» MATERIAL SHOWN

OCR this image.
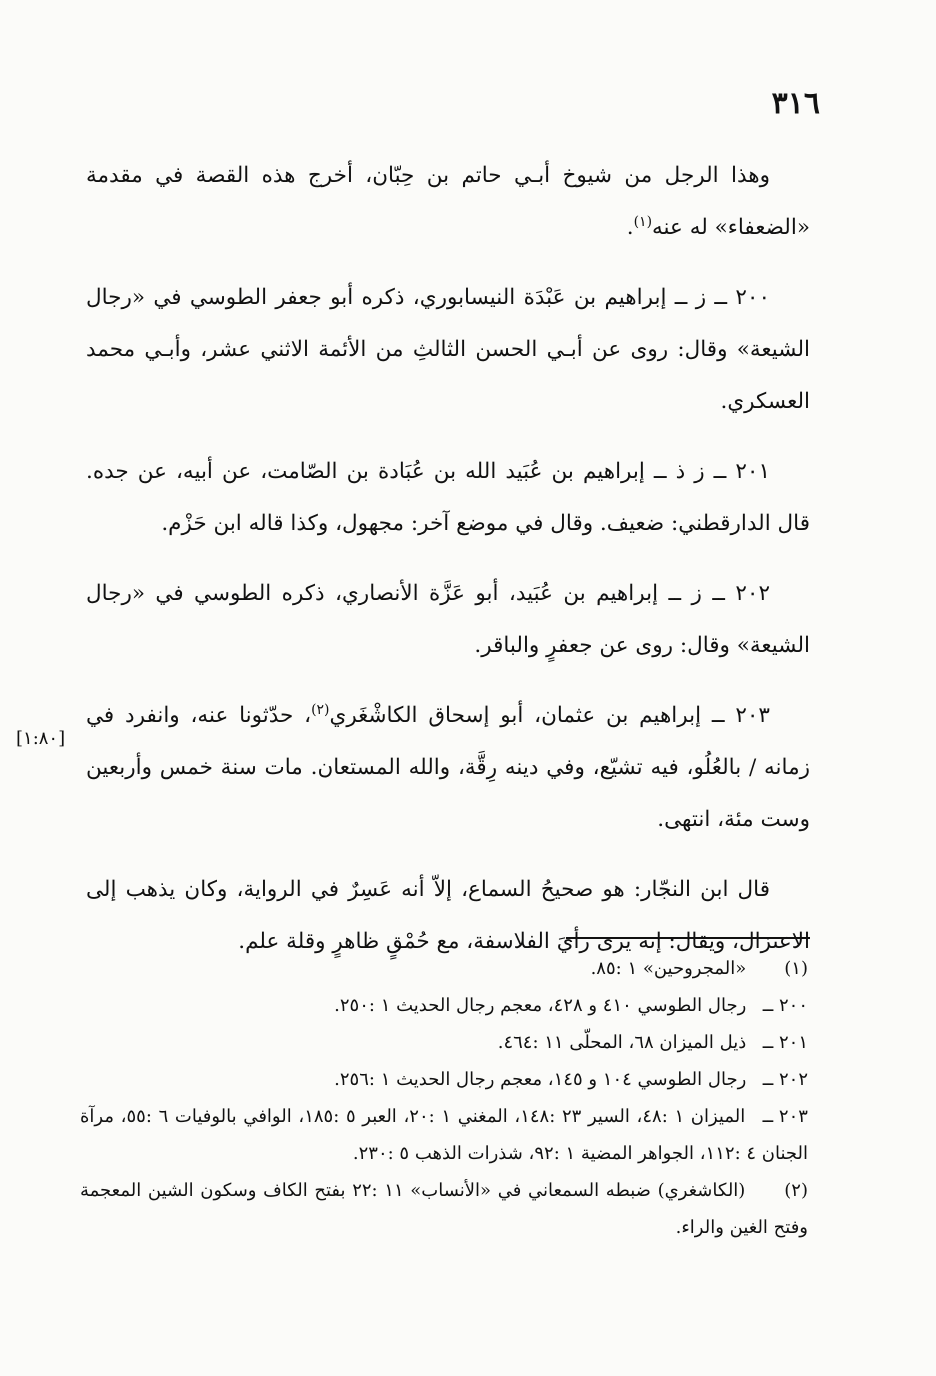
٣١٦

وهذا الرجل من شيوخ أبـي حاتم بن حِبّان، أخرج هذه القصة في مقدمة «الضعفاء» له عنه$^{(١)}$.

٢٠٠ ــ ز ــ إبراهيم بن عَبْدَة النيسابوري، ذكره أبو جعفر الطوسي في «رجال الشيعة» وقال: روى عن أبـي الحسن الثالثِ من الأئمة الاثني عشر، وأبـي محمد العسكري.

٢٠١ ــ ز ذ ــ إبراهيم بن عُبَيد الله بن عُبَادة بن الصّامت، عن أبيه، عن جده. قال الدارقطني: ضعيف. وقال في موضع آخر: مجهول، وكذا قاله ابن حَزْم.

٢٠٢ ــ ز ــ إبراهيم بن عُبَيد، أبو عَزَّة الأنصاري، ذكره الطوسي في «رجال الشيعة» وقال: روى عن جعفرٍ والباقر.

٢٠٣ ــ إبراهيم بن عثمان، أبو إسحاق الكاشْغَري$^{(٢)}$، حدّثونا عنه، وانفرد في زمانه / بالعُلُو، فيه تشيّع، وفي دينه رِقَّة، والله المستعان. مات سنة خمس وأربعين وست مئة، انتهى.

قال ابن النجّار: هو صحيحُ السماع، إلاّ أنه عَسِرٌ في الرواية، وكان يذهب إلى الاعتزال، ويقال: إنه يرى رأيَ الفلاسفة، مع حُمْقٍ ظاهرٍ وقلة علم.

[١:٨٠]

(١) «المجروحين» ١ :٨٥.

٢٠٠ ــ رجال الطوسي ٤١٠ و ٤٢٨، معجم رجال الحديث ١ :٢٥٠.

٢٠١ ــ ذيل الميزان ٦٨، المحلّى ١١ :٤٦٤.

٢٠٢ ــ رجال الطوسي ١٠٤ و ١٤٥، معجم رجال الحديث ١ :٢٥٦.

٢٠٣ ــ الميزان ١ :٤٨، السير ٢٣ :١٤٨، المغني ١ :٢٠، العبر ٥ :١٨٥، الوافي بالوفيات ٦ :٥٥، مرآة الجنان ٤ :١١٢، الجواهر المضية ١ :٩٢، شذرات الذهب ٥ :٢٣٠.

(٢) (الكاشغري) ضبطه السمعاني في «الأنساب» ١١ :٢٢ بفتح الكاف وسكون الشين المعجمة وفتح الغين والراء.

» WHAT IS NEEDED
Leave the pictures out, and transcribe each of the records exactly.

» CORRECT RESULT
OCR this image.
٣١٦

وهذا الرجل من شيوخ أبـي حاتم بن حِبّان، أخرج هذه القصة في مقدمة «الضعفاء» له عنه$^{(١)}$.

٢٠٠ ــ ز ــ إبراهيم بن عَبْدَة النيسابوري، ذكره أبو جعفر الطوسي في «رجال الشيعة» وقال: روى عن أبـي الحسن الثالثِ من الأئمة الاثني عشر، وأبـي محمد العسكري.

٢٠١ ــ ز ذ ــ إبراهيم بن عُبَيد الله بن عُبَادة بن الصّامت، عن أبيه، عن جده. قال الدارقطني: ضعيف. وقال في موضع آخر: مجهول، وكذا قاله ابن حَزْم.

٢٠٢ ــ ز ــ إبراهيم بن عُبَيد، أبو عَزَّة الأنصاري، ذكره الطوسي في «رجال الشيعة» وقال: روى عن جعفرٍ والباقر.

٢٠٣ ــ إبراهيم بن عثمان، أبو إسحاق الكاشْغَري$^{(٢)}$، حدّثونا عنه، وانفرد في زمانه / بالعُلُو، فيه تشيّع، وفي دينه رِقَّة، والله المستعان. مات سنة خمس وأربعين وست مئة، انتهى.

قال ابن النجّار: هو صحيحُ السماع، إلاّ أنه عَسِرٌ في الرواية، وكان يذهب إلى الاعتزال، ويقال: إنه يرى رأيَ الفلاسفة، مع حُمْقٍ ظاهرٍ وقلة علم.

[١:٨٠]

(١) «المجروحين» ١ :٨٥.

٢٠٠ ــ رجال الطوسي ٤١٠ و ٤٢٨، معجم رجال الحديث ١ :٢٥٠.

٢٠١ ــ ذيل الميزان ٦٨، المحلّى ١١ :٤٦٤.

٢٠٢ ــ رجال الطوسي ١٠٤ و ١٤٥، معجم رجال الحديث ١ :٢٥٦.

٢٠٣ ــ الميزان ١ :٤٨، السير ٢٣ :١٤٨، المغني ١ :٢٠، العبر ٥ :١٨٥، الوافي بالوفيات ٦ :٥٥، مرآة الجنان ٤ :١١٢، الجواهر المضية ١ :٩٢، شذرات الذهب ٥ :٢٣٠.

(٢) (الكاشغري) ضبطه السمعاني في «الأنساب» ١١ :٢٢ بفتح الكاف وسكون الشين المعجمة وفتح الغين والراء.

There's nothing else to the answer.